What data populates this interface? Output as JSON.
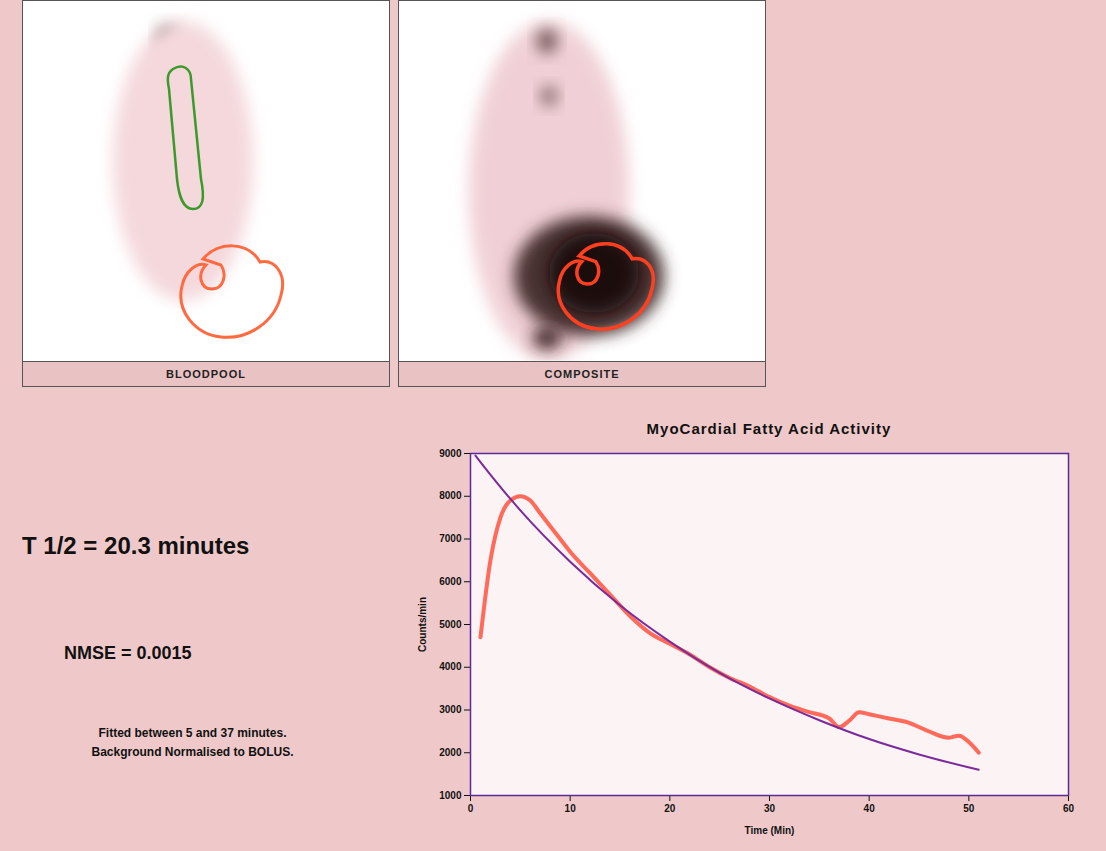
{
  "chart_data": {
    "type": "line",
    "title": "MyoCardial Fatty Acid Activity",
    "x_label": "Time (Min)",
    "y_label": "Counts/min",
    "panel_labels": [
      "BLOODPOOL",
      "COMPOSITE"
    ],
    "annotations": [
      "T 1/2 = 20.3 minutes",
      "NMSE = 0.0015",
      "Fitted between  5 and 37 minutes.",
      "Background Normalised to BOLUS."
    ],
    "xlim": [
      0,
      60
    ],
    "xticks": [
      0,
      10,
      20,
      30,
      40,
      50,
      60
    ],
    "ylim": [
      1000,
      9000
    ],
    "yticks": [
      1000,
      2000,
      3000,
      4000,
      5000,
      6000,
      7000,
      8000,
      9000
    ],
    "grid": false,
    "series": [
      {
        "color": "#ff6a5a",
        "line_style": "solid",
        "x": [
          1,
          2,
          3,
          4,
          5,
          6,
          7,
          8,
          9,
          10,
          12,
          14,
          16,
          18,
          20,
          22,
          24,
          26,
          28,
          30,
          32,
          34,
          36,
          37,
          38,
          39,
          40,
          42,
          44,
          46,
          48,
          49,
          50,
          51
        ],
        "values": [
          4700,
          6500,
          7500,
          7900,
          8000,
          7900,
          7600,
          7300,
          7000,
          6700,
          6200,
          5700,
          5200,
          4800,
          4550,
          4300,
          4000,
          3750,
          3550,
          3300,
          3100,
          2950,
          2800,
          2600,
          2750,
          2950,
          2900,
          2800,
          2700,
          2500,
          2350,
          2400,
          2250,
          2000
        ]
      },
      {
        "color": "#7a2a9a",
        "line_style": "solid",
        "x": [
          0.5,
          1,
          5,
          10,
          15,
          20,
          25,
          30,
          35,
          40,
          45,
          51
        ],
        "values": [
          8950,
          8800,
          7670,
          6470,
          5450,
          4600,
          3870,
          3270,
          2760,
          2320,
          1960,
          1600
        ]
      }
    ]
  }
}
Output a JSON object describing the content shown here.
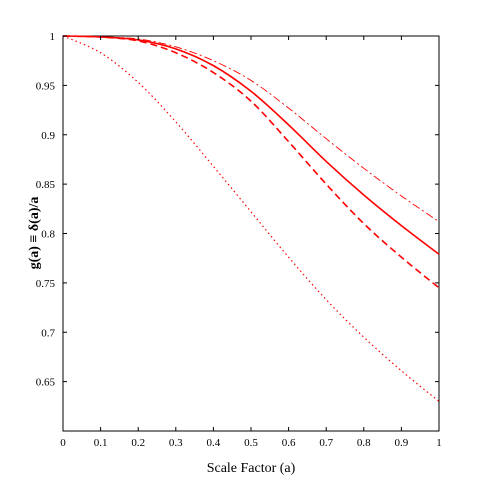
{
  "chart_data": {
    "type": "line",
    "title": "",
    "xlabel": "Scale Factor (a)",
    "ylabel": "g(a) ≡ δ(a)/a",
    "xlim": [
      0,
      1
    ],
    "ylim": [
      0.6,
      1
    ],
    "grid": false,
    "x_ticks": [
      "0",
      "0.1",
      "0.2",
      "0.3",
      "0.4",
      "0.5",
      "0.6",
      "0.7",
      "0.8",
      "0.9",
      "1"
    ],
    "y_ticks": [
      "0.65",
      "0.7",
      "0.75",
      "0.8",
      "0.85",
      "0.9",
      "0.95",
      "1"
    ],
    "x": [
      0.0,
      0.1,
      0.2,
      0.3,
      0.4,
      0.5,
      0.6,
      0.7,
      0.8,
      0.9,
      1.0
    ],
    "series": [
      {
        "style": "solid",
        "color": "#ff0000",
        "values": [
          1.0,
          0.999,
          0.996,
          0.987,
          0.97,
          0.944,
          0.91,
          0.873,
          0.839,
          0.808,
          0.779
        ]
      },
      {
        "style": "dashed",
        "color": "#ff0000",
        "values": [
          1.0,
          0.999,
          0.995,
          0.983,
          0.963,
          0.934,
          0.893,
          0.85,
          0.81,
          0.776,
          0.745
        ]
      },
      {
        "style": "dashdot",
        "color": "#ff0000",
        "values": [
          1.0,
          0.999,
          0.997,
          0.989,
          0.975,
          0.955,
          0.927,
          0.896,
          0.866,
          0.838,
          0.812
        ]
      },
      {
        "style": "dotted",
        "color": "#ff0000",
        "values": [
          1.0,
          0.983,
          0.953,
          0.913,
          0.868,
          0.822,
          0.776,
          0.733,
          0.695,
          0.661,
          0.63
        ]
      }
    ]
  }
}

# [GOAL OF THE EXERCISE]
Leave images out of the retyped records; keep all else exact.

# [SOLUTION BELOW]
What data populates this interface? Output as JSON.
{
  "chart_data": {
    "type": "line",
    "title": "MyoCardial Fatty Acid Activity",
    "x_label": "Time (Min)",
    "y_label": "Counts/min",
    "panel_labels": [
      "BLOODPOOL",
      "COMPOSITE"
    ],
    "annotations": [
      "T 1/2 = 20.3 minutes",
      "NMSE = 0.0015",
      "Fitted between  5 and 37 minutes.",
      "Background Normalised to BOLUS."
    ],
    "xlim": [
      0,
      60
    ],
    "xticks": [
      0,
      10,
      20,
      30,
      40,
      50,
      60
    ],
    "ylim": [
      1000,
      9000
    ],
    "yticks": [
      1000,
      2000,
      3000,
      4000,
      5000,
      6000,
      7000,
      8000,
      9000
    ],
    "grid": false,
    "series": [
      {
        "color": "#ff6a5a",
        "line_style": "solid",
        "x": [
          1,
          2,
          3,
          4,
          5,
          6,
          7,
          8,
          9,
          10,
          12,
          14,
          16,
          18,
          20,
          22,
          24,
          26,
          28,
          30,
          32,
          34,
          36,
          37,
          38,
          39,
          40,
          42,
          44,
          46,
          48,
          49,
          50,
          51
        ],
        "values": [
          4700,
          6500,
          7500,
          7900,
          8000,
          7900,
          7600,
          7300,
          7000,
          6700,
          6200,
          5700,
          5200,
          4800,
          4550,
          4300,
          4000,
          3750,
          3550,
          3300,
          3100,
          2950,
          2800,
          2600,
          2750,
          2950,
          2900,
          2800,
          2700,
          2500,
          2350,
          2400,
          2250,
          2000
        ]
      },
      {
        "color": "#7a2a9a",
        "line_style": "solid",
        "x": [
          0.5,
          1,
          5,
          10,
          15,
          20,
          25,
          30,
          35,
          40,
          45,
          51
        ],
        "values": [
          8950,
          8800,
          7670,
          6470,
          5450,
          4600,
          3870,
          3270,
          2760,
          2320,
          1960,
          1600
        ]
      }
    ]
  }
}
Output a JSON object describing the content shown here.
{
  "chart_data": {
    "type": "line",
    "title": "",
    "xlabel": "Scale Factor (a)",
    "ylabel": "g(a) ≡ δ(a)/a",
    "xlim": [
      0,
      1
    ],
    "ylim": [
      0.6,
      1
    ],
    "grid": false,
    "x_ticks": [
      "0",
      "0.1",
      "0.2",
      "0.3",
      "0.4",
      "0.5",
      "0.6",
      "0.7",
      "0.8",
      "0.9",
      "1"
    ],
    "y_ticks": [
      "0.65",
      "0.7",
      "0.75",
      "0.8",
      "0.85",
      "0.9",
      "0.95",
      "1"
    ],
    "x": [
      0.0,
      0.1,
      0.2,
      0.3,
      0.4,
      0.5,
      0.6,
      0.7,
      0.8,
      0.9,
      1.0
    ],
    "series": [
      {
        "style": "solid",
        "color": "#ff0000",
        "values": [
          1.0,
          0.999,
          0.996,
          0.987,
          0.97,
          0.944,
          0.91,
          0.873,
          0.839,
          0.808,
          0.779
        ]
      },
      {
        "style": "dashed",
        "color": "#ff0000",
        "values": [
          1.0,
          0.999,
          0.995,
          0.983,
          0.963,
          0.934,
          0.893,
          0.85,
          0.81,
          0.776,
          0.745
        ]
      },
      {
        "style": "dashdot",
        "color": "#ff0000",
        "values": [
          1.0,
          0.999,
          0.997,
          0.989,
          0.975,
          0.955,
          0.927,
          0.896,
          0.866,
          0.838,
          0.812
        ]
      },
      {
        "style": "dotted",
        "color": "#ff0000",
        "values": [
          1.0,
          0.983,
          0.953,
          0.913,
          0.868,
          0.822,
          0.776,
          0.733,
          0.695,
          0.661,
          0.63
        ]
      }
    ]
  }
}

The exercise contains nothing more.